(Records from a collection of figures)
** BEGIN **

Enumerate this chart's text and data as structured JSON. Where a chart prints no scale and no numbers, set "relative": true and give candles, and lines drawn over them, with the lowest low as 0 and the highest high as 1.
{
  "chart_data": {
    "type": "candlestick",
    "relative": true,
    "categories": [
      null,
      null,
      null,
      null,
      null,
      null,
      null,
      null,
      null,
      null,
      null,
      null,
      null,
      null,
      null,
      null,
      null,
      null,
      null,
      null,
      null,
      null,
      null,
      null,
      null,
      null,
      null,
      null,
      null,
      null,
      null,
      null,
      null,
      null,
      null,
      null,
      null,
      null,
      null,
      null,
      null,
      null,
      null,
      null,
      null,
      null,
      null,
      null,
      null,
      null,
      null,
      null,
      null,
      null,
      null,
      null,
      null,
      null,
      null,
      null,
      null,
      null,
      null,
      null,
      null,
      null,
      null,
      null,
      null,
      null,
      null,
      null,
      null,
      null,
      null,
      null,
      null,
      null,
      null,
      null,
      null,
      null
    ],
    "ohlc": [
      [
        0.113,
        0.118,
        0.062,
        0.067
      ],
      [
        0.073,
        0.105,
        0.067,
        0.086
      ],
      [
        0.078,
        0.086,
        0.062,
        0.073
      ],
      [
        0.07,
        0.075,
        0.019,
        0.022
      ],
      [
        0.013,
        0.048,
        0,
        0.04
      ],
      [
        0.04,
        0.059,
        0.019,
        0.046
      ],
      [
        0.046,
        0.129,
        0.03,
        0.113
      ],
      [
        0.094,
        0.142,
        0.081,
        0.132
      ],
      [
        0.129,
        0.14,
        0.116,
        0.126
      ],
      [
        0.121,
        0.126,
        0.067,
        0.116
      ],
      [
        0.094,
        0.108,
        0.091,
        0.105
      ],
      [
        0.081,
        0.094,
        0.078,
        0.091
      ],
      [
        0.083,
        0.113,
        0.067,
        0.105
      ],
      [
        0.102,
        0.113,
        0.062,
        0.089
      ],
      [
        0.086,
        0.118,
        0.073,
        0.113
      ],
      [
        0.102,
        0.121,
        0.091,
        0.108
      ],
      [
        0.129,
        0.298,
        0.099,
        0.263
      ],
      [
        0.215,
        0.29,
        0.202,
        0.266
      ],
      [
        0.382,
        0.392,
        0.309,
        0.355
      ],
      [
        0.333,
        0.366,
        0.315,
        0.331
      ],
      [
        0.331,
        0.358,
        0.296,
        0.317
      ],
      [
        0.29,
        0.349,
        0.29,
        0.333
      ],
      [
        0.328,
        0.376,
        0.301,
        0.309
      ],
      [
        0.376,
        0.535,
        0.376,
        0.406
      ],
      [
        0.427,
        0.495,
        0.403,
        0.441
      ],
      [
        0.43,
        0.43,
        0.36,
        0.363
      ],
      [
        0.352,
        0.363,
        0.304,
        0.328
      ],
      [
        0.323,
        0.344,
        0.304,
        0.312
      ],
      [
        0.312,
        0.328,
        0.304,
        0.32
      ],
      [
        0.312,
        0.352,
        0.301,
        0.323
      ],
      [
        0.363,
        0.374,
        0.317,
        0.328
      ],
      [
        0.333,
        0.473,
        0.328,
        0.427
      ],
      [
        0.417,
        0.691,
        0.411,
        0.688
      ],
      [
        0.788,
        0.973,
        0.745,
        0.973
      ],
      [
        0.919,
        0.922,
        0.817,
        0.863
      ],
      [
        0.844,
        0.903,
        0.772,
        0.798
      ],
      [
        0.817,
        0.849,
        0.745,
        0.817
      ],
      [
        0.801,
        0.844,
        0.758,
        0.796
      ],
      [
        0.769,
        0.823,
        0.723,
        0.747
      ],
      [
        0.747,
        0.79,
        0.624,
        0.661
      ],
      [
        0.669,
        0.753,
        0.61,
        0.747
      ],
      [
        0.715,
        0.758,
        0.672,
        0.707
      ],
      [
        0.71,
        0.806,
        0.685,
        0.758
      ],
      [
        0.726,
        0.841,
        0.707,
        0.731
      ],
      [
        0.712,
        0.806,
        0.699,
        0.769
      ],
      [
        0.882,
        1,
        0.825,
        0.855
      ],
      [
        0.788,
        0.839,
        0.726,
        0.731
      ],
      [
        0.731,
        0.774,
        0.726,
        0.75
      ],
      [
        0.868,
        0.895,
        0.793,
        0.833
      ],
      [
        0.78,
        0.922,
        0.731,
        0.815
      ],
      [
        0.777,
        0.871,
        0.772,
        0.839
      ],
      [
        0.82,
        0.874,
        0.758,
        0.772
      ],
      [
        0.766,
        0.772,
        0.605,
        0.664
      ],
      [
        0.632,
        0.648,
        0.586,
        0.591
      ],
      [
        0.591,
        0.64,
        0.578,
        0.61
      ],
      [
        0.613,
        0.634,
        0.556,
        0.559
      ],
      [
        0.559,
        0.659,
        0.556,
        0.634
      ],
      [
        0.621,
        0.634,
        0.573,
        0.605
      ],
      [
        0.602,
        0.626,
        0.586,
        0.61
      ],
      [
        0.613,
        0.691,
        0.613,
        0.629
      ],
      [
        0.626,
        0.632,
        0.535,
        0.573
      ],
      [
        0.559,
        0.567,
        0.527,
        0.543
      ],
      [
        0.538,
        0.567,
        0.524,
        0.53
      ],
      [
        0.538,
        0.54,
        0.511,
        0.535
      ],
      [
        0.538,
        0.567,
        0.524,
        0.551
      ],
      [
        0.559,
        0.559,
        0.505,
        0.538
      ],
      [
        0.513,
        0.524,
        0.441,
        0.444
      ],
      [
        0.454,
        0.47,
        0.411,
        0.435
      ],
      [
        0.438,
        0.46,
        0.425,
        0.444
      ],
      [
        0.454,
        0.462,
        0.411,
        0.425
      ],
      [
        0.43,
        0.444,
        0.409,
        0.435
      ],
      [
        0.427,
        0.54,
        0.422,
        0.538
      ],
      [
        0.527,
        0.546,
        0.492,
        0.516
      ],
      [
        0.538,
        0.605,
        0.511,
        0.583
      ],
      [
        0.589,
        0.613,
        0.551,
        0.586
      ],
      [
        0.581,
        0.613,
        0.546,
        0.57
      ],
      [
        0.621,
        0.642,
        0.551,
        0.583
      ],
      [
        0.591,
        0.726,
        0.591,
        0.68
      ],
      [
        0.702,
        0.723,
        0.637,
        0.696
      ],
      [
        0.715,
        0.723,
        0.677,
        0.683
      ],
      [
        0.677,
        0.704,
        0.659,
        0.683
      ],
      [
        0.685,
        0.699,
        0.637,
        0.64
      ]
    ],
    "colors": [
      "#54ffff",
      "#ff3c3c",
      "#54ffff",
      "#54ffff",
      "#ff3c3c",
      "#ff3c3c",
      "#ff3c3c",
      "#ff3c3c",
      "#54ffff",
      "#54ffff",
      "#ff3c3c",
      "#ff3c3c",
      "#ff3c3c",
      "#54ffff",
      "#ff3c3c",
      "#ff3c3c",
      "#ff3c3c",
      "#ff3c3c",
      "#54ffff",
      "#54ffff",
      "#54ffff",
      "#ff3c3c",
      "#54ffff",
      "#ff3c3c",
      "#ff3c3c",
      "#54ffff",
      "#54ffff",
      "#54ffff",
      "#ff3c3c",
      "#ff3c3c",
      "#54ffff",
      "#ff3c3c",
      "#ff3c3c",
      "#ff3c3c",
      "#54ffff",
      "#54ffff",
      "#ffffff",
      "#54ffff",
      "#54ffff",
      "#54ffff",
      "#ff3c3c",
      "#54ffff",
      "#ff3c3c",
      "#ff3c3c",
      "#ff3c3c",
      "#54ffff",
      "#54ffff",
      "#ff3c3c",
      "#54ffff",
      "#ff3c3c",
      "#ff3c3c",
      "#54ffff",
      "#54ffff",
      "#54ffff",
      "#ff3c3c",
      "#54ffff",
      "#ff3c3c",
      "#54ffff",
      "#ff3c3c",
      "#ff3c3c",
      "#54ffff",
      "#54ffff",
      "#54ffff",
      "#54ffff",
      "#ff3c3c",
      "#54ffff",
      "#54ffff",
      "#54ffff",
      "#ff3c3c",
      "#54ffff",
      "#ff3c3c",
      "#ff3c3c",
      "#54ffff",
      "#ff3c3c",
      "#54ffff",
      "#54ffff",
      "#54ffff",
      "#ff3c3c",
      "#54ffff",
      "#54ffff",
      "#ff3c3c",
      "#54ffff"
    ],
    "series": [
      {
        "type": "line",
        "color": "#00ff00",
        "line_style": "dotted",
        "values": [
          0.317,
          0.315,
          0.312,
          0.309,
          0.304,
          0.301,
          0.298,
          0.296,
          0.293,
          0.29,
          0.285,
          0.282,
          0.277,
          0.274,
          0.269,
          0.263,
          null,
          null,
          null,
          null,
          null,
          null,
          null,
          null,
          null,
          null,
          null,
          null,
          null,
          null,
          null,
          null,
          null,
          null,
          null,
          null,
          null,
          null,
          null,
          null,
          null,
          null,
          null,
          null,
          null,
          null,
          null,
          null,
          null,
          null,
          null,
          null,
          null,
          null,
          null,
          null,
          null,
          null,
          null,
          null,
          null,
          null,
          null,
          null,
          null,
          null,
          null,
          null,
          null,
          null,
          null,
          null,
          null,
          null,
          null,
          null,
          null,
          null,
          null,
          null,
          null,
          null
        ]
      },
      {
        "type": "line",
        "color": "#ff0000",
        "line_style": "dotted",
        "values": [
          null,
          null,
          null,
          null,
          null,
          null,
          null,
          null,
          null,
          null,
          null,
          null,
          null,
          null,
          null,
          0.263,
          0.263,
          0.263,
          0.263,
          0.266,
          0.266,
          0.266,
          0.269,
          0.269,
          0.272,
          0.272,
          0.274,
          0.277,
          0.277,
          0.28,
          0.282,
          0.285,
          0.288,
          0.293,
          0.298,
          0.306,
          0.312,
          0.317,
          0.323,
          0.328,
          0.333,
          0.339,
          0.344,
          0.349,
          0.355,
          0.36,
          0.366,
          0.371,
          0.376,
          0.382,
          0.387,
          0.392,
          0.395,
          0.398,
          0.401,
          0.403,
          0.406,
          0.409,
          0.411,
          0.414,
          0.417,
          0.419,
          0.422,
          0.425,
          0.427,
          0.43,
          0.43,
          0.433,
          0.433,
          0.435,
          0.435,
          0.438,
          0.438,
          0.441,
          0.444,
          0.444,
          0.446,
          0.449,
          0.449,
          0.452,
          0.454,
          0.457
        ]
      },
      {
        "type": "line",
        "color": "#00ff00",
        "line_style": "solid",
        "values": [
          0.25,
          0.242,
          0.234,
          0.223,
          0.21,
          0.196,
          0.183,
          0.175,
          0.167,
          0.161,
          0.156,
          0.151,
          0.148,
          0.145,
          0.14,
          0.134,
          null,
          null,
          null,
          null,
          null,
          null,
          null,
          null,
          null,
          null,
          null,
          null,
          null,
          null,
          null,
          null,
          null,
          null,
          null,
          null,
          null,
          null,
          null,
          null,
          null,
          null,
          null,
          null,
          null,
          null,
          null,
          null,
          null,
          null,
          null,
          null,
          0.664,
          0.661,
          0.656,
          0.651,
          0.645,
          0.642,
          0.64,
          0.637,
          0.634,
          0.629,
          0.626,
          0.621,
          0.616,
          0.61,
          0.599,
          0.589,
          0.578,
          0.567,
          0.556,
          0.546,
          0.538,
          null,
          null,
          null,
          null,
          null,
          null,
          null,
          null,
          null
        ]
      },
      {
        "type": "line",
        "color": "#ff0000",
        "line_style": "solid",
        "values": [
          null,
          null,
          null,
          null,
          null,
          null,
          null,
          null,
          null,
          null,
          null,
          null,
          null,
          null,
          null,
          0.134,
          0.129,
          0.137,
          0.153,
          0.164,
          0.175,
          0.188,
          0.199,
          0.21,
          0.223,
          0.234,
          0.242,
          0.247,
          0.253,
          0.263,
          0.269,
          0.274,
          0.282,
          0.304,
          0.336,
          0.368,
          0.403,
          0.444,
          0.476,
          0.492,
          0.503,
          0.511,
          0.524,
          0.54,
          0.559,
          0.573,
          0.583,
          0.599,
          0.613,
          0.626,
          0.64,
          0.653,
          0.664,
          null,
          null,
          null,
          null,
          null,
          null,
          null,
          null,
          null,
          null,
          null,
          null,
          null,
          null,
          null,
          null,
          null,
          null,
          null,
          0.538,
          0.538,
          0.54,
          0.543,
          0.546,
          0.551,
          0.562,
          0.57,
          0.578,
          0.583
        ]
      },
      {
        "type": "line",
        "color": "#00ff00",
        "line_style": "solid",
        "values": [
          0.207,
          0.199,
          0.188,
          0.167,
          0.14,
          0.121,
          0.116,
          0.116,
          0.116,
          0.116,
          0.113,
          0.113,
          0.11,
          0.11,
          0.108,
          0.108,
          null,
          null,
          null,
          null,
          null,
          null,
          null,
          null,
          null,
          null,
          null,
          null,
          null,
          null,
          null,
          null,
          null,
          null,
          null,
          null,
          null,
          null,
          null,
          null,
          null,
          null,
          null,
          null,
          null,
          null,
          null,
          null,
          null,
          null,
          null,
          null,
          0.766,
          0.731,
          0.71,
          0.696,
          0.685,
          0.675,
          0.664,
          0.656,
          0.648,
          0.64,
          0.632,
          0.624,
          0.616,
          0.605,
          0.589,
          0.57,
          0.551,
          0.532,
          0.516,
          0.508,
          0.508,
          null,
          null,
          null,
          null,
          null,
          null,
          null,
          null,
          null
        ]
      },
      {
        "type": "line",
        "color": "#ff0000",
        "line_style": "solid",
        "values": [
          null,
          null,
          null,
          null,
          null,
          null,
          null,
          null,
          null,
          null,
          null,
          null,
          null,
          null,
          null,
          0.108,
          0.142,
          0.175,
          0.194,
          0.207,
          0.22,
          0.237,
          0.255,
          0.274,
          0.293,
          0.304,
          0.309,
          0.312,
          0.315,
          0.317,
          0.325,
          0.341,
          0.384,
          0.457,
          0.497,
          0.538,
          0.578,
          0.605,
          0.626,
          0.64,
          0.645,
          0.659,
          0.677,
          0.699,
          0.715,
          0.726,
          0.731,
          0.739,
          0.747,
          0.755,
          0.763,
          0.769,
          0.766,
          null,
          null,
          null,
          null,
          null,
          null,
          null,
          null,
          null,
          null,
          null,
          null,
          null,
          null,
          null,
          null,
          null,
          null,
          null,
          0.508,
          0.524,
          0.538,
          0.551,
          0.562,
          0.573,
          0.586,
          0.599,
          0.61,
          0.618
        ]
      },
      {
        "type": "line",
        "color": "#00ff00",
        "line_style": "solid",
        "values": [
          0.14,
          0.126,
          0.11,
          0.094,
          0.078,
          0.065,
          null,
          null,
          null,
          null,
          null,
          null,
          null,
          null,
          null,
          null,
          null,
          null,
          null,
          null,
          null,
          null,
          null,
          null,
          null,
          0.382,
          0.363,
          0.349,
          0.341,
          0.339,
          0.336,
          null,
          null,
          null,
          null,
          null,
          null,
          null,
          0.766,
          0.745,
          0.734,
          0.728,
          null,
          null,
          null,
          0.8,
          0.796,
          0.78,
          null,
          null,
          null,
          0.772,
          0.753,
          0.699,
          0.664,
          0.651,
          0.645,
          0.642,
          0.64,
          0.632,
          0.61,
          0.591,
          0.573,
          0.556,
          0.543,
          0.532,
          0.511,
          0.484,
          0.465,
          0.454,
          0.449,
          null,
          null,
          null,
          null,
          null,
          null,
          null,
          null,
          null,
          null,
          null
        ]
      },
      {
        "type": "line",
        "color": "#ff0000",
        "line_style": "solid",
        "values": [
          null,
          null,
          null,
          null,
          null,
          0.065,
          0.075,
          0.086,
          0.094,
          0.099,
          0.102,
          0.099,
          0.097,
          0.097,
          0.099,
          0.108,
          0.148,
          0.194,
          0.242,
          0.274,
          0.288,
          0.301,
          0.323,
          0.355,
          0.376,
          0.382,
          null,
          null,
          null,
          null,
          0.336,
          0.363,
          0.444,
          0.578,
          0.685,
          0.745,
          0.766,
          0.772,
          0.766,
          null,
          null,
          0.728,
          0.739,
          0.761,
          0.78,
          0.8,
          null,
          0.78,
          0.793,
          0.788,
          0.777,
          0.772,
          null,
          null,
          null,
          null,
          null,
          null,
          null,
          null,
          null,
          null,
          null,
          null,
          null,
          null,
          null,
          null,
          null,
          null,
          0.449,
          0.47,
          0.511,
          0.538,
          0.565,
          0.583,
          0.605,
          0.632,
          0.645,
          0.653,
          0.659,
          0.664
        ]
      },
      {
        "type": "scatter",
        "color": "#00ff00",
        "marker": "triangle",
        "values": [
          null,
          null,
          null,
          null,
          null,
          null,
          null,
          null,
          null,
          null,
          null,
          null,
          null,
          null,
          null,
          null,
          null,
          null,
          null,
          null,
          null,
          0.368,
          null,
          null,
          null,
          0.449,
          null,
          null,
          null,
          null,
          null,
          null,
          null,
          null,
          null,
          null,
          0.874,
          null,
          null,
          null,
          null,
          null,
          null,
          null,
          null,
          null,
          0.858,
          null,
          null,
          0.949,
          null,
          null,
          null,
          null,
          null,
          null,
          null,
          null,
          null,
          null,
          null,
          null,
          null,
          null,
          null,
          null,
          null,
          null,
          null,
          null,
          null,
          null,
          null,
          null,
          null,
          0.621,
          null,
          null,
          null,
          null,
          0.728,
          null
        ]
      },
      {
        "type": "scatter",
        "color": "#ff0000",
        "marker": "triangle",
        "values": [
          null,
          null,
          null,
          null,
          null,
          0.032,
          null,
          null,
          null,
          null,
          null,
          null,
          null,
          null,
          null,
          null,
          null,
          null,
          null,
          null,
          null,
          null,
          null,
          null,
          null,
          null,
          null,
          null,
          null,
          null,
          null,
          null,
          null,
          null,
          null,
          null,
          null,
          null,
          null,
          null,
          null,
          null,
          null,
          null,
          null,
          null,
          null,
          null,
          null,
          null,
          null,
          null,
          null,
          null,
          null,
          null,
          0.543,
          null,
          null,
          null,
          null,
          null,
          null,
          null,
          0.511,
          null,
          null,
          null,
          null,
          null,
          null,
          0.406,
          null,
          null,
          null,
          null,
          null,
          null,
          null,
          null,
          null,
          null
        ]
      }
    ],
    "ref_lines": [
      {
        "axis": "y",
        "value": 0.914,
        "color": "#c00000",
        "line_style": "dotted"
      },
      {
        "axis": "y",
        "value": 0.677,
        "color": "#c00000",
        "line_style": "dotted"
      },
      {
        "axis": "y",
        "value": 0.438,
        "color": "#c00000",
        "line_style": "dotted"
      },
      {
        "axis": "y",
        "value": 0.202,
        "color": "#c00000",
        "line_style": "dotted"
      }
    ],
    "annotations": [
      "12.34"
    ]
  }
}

** END **

Filter the entries and copy out every line with the word "relative".

> [Task response]:
Enumerate this chart's text and data as structured JSON. Where a chart prints no scale and no numbers, set "relative": true and give candles, and lines drawn over them, with the lowest low as 0 and the highest high as 1.
    "relative": true,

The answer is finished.